DATASET

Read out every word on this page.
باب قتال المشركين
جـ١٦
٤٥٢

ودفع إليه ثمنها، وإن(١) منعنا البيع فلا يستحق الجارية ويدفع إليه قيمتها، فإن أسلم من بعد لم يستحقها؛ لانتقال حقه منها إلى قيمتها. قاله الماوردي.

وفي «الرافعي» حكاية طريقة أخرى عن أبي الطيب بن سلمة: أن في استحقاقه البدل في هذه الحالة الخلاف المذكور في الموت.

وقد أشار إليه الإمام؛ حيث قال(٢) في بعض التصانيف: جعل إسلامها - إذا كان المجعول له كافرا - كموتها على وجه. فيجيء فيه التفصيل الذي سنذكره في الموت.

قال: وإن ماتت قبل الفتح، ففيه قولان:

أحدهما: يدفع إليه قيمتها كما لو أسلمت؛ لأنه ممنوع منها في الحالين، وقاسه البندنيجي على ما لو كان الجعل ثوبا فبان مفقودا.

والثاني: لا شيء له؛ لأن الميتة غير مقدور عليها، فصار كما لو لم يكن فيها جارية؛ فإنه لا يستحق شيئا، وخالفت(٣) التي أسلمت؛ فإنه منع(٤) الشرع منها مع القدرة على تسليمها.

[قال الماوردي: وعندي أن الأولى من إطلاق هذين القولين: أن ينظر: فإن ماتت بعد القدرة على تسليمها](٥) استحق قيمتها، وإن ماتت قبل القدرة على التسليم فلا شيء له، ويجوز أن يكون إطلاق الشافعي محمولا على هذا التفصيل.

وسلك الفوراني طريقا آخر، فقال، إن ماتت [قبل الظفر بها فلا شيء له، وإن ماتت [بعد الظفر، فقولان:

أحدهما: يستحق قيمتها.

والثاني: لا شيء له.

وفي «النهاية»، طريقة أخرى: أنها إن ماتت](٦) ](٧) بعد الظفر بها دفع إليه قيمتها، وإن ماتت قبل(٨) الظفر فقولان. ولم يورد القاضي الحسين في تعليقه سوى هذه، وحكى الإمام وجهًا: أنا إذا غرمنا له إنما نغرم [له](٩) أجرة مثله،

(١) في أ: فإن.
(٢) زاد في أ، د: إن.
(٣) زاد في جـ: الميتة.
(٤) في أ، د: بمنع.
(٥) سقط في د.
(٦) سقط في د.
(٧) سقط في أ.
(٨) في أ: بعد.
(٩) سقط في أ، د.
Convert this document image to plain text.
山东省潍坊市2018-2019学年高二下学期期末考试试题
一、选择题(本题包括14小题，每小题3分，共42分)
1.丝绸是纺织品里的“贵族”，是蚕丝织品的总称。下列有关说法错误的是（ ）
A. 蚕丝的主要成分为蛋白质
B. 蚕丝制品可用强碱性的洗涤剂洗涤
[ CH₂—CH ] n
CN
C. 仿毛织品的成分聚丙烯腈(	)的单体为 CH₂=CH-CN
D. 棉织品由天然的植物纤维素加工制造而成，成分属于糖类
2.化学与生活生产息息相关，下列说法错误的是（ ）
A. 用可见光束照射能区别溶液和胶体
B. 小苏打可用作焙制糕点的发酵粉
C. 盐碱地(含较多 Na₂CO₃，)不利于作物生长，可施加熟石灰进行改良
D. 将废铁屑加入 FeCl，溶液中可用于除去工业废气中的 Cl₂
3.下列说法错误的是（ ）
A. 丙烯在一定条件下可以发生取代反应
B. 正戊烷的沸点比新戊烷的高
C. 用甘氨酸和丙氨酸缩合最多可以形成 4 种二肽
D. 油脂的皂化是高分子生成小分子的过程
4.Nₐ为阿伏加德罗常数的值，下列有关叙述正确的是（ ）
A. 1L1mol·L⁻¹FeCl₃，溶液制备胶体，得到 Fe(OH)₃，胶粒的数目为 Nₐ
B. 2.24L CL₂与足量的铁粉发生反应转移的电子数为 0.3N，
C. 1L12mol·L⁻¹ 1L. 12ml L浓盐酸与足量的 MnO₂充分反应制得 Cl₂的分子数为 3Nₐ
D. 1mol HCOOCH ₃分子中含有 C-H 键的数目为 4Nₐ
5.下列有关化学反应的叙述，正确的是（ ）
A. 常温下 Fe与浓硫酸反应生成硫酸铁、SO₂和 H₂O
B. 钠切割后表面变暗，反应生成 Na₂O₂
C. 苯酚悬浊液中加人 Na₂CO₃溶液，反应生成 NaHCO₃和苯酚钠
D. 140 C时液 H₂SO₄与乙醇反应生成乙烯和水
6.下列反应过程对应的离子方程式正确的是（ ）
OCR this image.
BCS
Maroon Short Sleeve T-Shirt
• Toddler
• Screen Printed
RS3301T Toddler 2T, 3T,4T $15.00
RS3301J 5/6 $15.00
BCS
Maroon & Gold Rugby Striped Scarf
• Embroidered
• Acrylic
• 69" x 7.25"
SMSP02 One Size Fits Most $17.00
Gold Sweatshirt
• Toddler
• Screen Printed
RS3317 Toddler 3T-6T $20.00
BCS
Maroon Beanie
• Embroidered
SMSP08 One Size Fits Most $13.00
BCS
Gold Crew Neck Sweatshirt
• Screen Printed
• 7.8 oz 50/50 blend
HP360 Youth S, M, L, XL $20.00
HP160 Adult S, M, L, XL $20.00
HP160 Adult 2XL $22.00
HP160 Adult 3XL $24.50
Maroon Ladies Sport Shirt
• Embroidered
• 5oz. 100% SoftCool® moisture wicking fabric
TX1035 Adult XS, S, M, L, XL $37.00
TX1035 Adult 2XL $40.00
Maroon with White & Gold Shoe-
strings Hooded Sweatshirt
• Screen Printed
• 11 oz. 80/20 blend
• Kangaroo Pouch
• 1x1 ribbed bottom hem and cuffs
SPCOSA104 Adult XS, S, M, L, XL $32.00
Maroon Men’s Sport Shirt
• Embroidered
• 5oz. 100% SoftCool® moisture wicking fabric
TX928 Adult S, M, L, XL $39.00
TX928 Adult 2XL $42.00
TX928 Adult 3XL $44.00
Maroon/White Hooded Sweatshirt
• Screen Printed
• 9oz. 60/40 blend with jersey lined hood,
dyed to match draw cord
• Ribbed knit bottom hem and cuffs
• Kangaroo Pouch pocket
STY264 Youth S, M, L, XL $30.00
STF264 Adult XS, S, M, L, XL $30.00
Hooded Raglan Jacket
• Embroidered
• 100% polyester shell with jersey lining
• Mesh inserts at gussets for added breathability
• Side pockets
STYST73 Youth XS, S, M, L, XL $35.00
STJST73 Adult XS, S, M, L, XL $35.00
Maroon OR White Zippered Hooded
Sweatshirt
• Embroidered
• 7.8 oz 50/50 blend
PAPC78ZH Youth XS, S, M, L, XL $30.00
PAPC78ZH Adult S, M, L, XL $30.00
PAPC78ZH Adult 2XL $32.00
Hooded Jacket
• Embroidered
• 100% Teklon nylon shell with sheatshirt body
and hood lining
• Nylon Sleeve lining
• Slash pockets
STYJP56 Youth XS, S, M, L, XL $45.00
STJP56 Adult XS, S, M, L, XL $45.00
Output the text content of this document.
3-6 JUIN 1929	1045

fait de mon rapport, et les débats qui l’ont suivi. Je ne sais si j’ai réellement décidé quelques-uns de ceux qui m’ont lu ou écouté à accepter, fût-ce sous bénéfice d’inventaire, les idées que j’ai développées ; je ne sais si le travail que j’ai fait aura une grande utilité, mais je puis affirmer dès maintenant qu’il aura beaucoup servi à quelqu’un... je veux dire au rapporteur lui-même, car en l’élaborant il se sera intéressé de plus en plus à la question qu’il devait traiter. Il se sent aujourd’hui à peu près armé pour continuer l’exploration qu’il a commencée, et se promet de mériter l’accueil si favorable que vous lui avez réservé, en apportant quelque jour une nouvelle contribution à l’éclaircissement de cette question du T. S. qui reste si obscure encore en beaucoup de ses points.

GIVEN TASK
Select from the material above each line in which the string "ماتت" appears, and list those lines.

SOLUTION TO THIS PROBLEM
قال: وإن ماتت قبل الفتح، ففيه قولان:
[قال الماوردي: وعندي أن الأولى من إطلاق هذين القولين: أن ينظر: فإن ماتت بعد القدرة على تسليمها](٥) استحق قيمتها، وإن ماتت قبل القدرة على التسليم فلا شيء له، ويجوز أن يكون إطلاق الشافعي محمولا على هذا التفصيل.
وسلك الفوراني طريقا آخر، فقال، إن ماتت [قبل الظفر بها فلا شيء له، وإن ماتت [بعد الظفر، فقولان:
وفي «النهاية»، طريقة أخرى: أنها إن ماتت](٦) ](٧) بعد الظفر بها دفع إليه قيمتها، وإن ماتت قبل(٨) الظفر فقولان. ولم يورد القاضي الحسين في تعليقه سوى هذه، وحكى الإمام وجهًا: أنا إذا غرمنا له إنما نغرم [له](٩) أجرة مثله،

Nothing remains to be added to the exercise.